= EXERCISE AIM =
Rewrite the entries with "separator" renamed to "collector" everywhere it appears, leaving everything else unchanged.

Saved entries
***
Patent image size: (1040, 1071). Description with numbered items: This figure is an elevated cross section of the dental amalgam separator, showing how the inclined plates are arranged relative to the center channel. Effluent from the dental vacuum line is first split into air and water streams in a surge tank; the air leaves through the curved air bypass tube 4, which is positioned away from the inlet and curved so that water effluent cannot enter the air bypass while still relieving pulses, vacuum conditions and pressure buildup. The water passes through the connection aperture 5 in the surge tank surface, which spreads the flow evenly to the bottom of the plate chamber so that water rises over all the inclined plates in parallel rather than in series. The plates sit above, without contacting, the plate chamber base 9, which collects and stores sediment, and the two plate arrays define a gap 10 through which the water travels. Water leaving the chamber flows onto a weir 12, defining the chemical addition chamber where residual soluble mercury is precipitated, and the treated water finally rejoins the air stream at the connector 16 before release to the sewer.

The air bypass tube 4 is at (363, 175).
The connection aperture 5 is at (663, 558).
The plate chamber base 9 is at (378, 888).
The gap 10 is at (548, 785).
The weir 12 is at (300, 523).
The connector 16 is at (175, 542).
***
= FULL OUTPUT =
Patent image size: (1040, 1071). Description with numbered items: This figure is an elevated cross section of the dental amalgam collector, showing how the inclined plates are arranged relative to the center channel. Effluent from the dental vacuum line is first split into air and water streams in a surge tank; the air leaves through the curved air bypass tube 4, which is positioned away from the inlet and curved so that water effluent cannot enter the air bypass while still relieving pulses, vacuum conditions and pressure buildup. The water passes through the connection aperture 5 in the surge tank surface, which spreads the flow evenly to the bottom of the plate chamber so that water rises over all the inclined plates in parallel rather than in series. The plates sit above, without contacting, the plate chamber base 9, which collects and stores sediment, and the two plate arrays define a gap 10 through which the water travels. Water leaving the chamber flows onto a weir 12, defining the chemical addition chamber where residual soluble mercury is precipitated, and the treated water finally rejoins the air stream at the connector 16 before release to the sewer.

The air bypass tube 4 is at (363, 175).
The connection aperture 5 is at (663, 558).
The plate chamber base 9 is at (378, 888).
The gap 10 is at (548, 785).
The weir 12 is at (300, 523).
The connector 16 is at (175, 542).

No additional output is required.